■ Exercise input:
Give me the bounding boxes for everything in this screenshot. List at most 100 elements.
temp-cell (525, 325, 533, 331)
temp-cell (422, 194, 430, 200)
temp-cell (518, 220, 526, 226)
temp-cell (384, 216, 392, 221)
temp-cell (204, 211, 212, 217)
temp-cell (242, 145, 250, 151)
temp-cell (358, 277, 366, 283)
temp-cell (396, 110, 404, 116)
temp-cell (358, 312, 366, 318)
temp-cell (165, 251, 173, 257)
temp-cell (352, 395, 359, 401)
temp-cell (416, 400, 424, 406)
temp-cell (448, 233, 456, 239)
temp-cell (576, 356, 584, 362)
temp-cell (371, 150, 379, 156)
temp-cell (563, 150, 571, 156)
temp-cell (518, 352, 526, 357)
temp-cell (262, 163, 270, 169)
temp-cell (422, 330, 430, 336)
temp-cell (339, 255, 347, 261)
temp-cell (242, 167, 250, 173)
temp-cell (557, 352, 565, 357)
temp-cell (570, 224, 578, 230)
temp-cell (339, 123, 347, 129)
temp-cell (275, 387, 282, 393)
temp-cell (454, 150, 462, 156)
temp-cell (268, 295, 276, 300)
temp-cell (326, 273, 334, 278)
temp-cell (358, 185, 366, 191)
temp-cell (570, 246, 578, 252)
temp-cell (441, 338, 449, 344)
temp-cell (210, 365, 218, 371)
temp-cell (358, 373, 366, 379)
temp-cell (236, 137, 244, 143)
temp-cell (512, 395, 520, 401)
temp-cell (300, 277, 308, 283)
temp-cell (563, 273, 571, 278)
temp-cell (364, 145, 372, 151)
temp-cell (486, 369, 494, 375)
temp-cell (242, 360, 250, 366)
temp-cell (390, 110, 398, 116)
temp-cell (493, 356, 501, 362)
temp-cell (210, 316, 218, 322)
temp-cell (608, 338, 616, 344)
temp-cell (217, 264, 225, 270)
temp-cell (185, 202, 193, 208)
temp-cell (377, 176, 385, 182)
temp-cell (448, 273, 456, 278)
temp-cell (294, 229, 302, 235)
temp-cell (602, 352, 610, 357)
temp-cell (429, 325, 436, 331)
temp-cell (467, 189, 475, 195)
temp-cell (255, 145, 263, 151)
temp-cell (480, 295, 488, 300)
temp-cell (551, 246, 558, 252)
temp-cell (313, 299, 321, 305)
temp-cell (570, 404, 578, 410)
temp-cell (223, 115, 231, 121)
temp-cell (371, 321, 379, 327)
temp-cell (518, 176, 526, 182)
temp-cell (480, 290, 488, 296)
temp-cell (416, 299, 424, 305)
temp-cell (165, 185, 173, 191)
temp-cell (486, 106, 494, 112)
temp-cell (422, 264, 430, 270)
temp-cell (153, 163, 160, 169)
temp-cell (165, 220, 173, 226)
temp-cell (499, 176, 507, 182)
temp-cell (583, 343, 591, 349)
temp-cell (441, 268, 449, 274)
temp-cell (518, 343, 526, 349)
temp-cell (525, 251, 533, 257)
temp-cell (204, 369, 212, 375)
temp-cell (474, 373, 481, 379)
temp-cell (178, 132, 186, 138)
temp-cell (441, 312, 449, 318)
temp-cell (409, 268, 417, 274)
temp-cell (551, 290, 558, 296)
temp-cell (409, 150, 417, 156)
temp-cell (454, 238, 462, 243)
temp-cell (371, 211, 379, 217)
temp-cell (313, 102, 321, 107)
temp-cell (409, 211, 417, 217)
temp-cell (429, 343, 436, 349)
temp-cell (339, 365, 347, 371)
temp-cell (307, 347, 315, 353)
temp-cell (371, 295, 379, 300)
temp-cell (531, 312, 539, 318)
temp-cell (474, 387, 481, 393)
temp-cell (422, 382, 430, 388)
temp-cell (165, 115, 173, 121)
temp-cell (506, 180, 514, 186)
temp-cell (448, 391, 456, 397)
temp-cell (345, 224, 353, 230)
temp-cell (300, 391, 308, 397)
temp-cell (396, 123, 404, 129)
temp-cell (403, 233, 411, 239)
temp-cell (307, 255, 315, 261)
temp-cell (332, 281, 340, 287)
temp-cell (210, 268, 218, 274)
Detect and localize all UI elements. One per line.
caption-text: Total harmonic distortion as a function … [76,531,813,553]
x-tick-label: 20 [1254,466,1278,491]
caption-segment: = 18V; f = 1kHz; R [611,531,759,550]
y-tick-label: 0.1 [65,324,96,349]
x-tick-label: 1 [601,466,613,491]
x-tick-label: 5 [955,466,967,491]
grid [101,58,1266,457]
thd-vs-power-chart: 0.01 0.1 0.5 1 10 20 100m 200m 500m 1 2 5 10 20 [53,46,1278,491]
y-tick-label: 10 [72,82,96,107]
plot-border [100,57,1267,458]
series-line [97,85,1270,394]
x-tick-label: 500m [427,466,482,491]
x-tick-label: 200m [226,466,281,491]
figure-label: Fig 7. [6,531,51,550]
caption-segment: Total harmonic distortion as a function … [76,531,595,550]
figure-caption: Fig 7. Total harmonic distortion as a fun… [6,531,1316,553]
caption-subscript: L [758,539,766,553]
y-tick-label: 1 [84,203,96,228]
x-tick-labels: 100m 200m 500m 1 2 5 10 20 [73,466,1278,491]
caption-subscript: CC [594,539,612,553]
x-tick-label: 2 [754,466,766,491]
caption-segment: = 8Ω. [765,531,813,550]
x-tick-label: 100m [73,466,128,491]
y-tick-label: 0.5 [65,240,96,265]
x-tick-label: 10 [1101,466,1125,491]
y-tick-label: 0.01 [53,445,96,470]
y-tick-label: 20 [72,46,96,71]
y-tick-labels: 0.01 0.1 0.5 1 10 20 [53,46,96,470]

■ Your objective: Could you copy out every one of the items above verbatim, keeping each line unchanged?

■ Result:
Give me the bounding boxes for everything in this screenshot. List at most 100 elements.
temp-cell (525, 325, 533, 331)
temp-cell (422, 194, 430, 200)
temp-cell (518, 220, 526, 226)
temp-cell (384, 216, 392, 221)
temp-cell (204, 211, 212, 217)
temp-cell (242, 145, 250, 151)
temp-cell (358, 277, 366, 283)
temp-cell (396, 110, 404, 116)
temp-cell (358, 312, 366, 318)
temp-cell (165, 251, 173, 257)
temp-cell (352, 395, 359, 401)
temp-cell (416, 400, 424, 406)
temp-cell (448, 233, 456, 239)
temp-cell (576, 356, 584, 362)
temp-cell (371, 150, 379, 156)
temp-cell (563, 150, 571, 156)
temp-cell (518, 352, 526, 357)
temp-cell (262, 163, 270, 169)
temp-cell (422, 330, 430, 336)
temp-cell (339, 255, 347, 261)
temp-cell (242, 167, 250, 173)
temp-cell (557, 352, 565, 357)
temp-cell (570, 224, 578, 230)
temp-cell (339, 123, 347, 129)
temp-cell (275, 387, 282, 393)
temp-cell (454, 150, 462, 156)
temp-cell (268, 295, 276, 300)
temp-cell (326, 273, 334, 278)
temp-cell (358, 185, 366, 191)
temp-cell (570, 246, 578, 252)
temp-cell (441, 338, 449, 344)
temp-cell (210, 365, 218, 371)
temp-cell (358, 373, 366, 379)
temp-cell (236, 137, 244, 143)
temp-cell (512, 395, 520, 401)
temp-cell (300, 277, 308, 283)
temp-cell (563, 273, 571, 278)
temp-cell (364, 145, 372, 151)
temp-cell (486, 369, 494, 375)
temp-cell (242, 360, 250, 366)
temp-cell (390, 110, 398, 116)
temp-cell (493, 356, 501, 362)
temp-cell (210, 316, 218, 322)
temp-cell (608, 338, 616, 344)
temp-cell (217, 264, 225, 270)
temp-cell (185, 202, 193, 208)
temp-cell (377, 176, 385, 182)
temp-cell (448, 273, 456, 278)
temp-cell (294, 229, 302, 235)
temp-cell (602, 352, 610, 357)
temp-cell (429, 325, 436, 331)
temp-cell (467, 189, 475, 195)
temp-cell (255, 145, 263, 151)
temp-cell (480, 295, 488, 300)
temp-cell (551, 246, 558, 252)
temp-cell (313, 299, 321, 305)
temp-cell (570, 404, 578, 410)
temp-cell (223, 115, 231, 121)
temp-cell (371, 321, 379, 327)
temp-cell (518, 176, 526, 182)
temp-cell (480, 290, 488, 296)
temp-cell (416, 299, 424, 305)
temp-cell (165, 185, 173, 191)
temp-cell (486, 106, 494, 112)
temp-cell (422, 264, 430, 270)
temp-cell (153, 163, 160, 169)
temp-cell (165, 220, 173, 226)
temp-cell (499, 176, 507, 182)
temp-cell (583, 343, 591, 349)
temp-cell (441, 268, 449, 274)
temp-cell (518, 343, 526, 349)
temp-cell (525, 251, 533, 257)
temp-cell (204, 369, 212, 375)
temp-cell (474, 373, 481, 379)
temp-cell (178, 132, 186, 138)
temp-cell (441, 312, 449, 318)
temp-cell (409, 268, 417, 274)
temp-cell (551, 290, 558, 296)
temp-cell (409, 150, 417, 156)
temp-cell (454, 238, 462, 243)
temp-cell (371, 211, 379, 217)
temp-cell (313, 102, 321, 107)
temp-cell (409, 211, 417, 217)
temp-cell (429, 343, 436, 349)
temp-cell (339, 365, 347, 371)
temp-cell (307, 347, 315, 353)
temp-cell (371, 295, 379, 300)
temp-cell (531, 312, 539, 318)
temp-cell (474, 387, 481, 393)
temp-cell (422, 382, 430, 388)
temp-cell (165, 115, 173, 121)
temp-cell (506, 180, 514, 186)
temp-cell (448, 391, 456, 397)
temp-cell (345, 224, 353, 230)
temp-cell (300, 391, 308, 397)
temp-cell (396, 123, 404, 129)
temp-cell (403, 233, 411, 239)
temp-cell (307, 255, 315, 261)
temp-cell (332, 281, 340, 287)
temp-cell (210, 268, 218, 274)
Detect and localize all UI elements. One per line.
caption-text: Total harmonic distortion as a function … [76,531,813,553]
x-tick-label: 20 [1254,466,1278,491]
caption-segment: = 18V; f = 1kHz; R [611,531,759,550]
y-tick-label: 0.1 [65,324,96,349]
x-tick-label: 1 [601,466,613,491]
x-tick-label: 5 [955,466,967,491]
grid [101,58,1266,457]
thd-vs-power-chart: 0.01 0.1 0.5 1 10 20 100m 200m 500m 1 2 5 10 20 [53,46,1278,491]
y-tick-label: 10 [72,82,96,107]
plot-border [100,57,1267,458]
series-line [97,85,1270,394]
x-tick-label: 500m [427,466,482,491]
x-tick-label: 200m [226,466,281,491]
figure-label: Fig 7. [6,531,51,550]
caption-segment: Total harmonic distortion as a function … [76,531,595,550]
figure-caption: Fig 7. Total harmonic distortion as a fun… [6,531,1316,553]
caption-subscript: L [758,539,766,553]
y-tick-label: 1 [84,203,96,228]
x-tick-labels: 100m 200m 500m 1 2 5 10 20 [73,466,1278,491]
caption-subscript: CC [594,539,612,553]
x-tick-label: 2 [754,466,766,491]
caption-segment: = 8Ω. [765,531,813,550]
x-tick-label: 100m [73,466,128,491]
y-tick-label: 0.5 [65,240,96,265]
x-tick-label: 10 [1101,466,1125,491]
y-tick-label: 0.01 [53,445,96,470]
y-tick-label: 20 [72,46,96,71]
y-tick-labels: 0.01 0.1 0.5 1 10 20 [53,46,96,470]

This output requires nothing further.